** START Source material **
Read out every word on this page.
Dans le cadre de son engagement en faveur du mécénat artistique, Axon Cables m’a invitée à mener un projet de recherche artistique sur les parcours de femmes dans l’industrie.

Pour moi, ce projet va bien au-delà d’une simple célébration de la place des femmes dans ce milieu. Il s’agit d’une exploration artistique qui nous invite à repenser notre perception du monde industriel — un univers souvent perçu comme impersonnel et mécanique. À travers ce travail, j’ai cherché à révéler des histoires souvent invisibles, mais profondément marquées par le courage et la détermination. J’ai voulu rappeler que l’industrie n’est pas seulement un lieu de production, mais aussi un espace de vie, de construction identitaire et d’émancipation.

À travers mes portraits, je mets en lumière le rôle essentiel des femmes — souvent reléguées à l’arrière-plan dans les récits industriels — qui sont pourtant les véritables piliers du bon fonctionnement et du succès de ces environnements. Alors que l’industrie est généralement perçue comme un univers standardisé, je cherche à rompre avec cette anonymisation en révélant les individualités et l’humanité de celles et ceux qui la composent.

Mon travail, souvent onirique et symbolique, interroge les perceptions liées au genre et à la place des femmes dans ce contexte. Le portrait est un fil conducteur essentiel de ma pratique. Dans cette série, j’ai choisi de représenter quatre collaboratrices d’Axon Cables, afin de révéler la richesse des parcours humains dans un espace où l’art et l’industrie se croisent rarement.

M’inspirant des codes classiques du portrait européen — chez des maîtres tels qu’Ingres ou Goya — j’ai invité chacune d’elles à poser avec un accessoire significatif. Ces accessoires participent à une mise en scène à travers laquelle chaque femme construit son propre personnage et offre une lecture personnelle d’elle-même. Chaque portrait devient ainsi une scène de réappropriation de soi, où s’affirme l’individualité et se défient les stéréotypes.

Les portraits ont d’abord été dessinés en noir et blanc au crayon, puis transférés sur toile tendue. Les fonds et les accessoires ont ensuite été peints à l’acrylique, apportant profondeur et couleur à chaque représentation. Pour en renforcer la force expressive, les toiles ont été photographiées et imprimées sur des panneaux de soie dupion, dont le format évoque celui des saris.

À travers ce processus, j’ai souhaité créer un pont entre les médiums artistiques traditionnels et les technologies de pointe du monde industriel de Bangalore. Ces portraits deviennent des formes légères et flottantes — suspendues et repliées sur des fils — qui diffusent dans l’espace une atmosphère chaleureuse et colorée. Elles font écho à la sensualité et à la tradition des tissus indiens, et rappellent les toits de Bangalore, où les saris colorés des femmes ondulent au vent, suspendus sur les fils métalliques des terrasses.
** END Source material **
**What is being asked**:
Reproduce each line from the records that contains the word "chaque".

**Completed exercise**:
M’inspirant des codes classiques du portrait européen — chez des maîtres tels qu’Ingres ou Goya — j’ai invité chacune d’elles à poser avec un accessoire significatif. Ces accessoires participent à une mise en scène à travers laquelle chaque femme construit son propre personnage et offre une lecture personnelle d’elle-même. Chaque portrait devient ainsi une scène de réappropriation de soi, où s’affirme l’individualité et se défient les stéréotypes.
Les portraits ont d’abord été dessinés en noir et blanc au crayon, puis transférés sur toile tendue. Les fonds et les accessoires ont ensuite été peints à l’acrylique, apportant profondeur et couleur à chaque représentation. Pour en renforcer la force expressive, les toiles ont été photographiées et imprimées sur des panneaux de soie dupion, dont le format évoque celui des saris.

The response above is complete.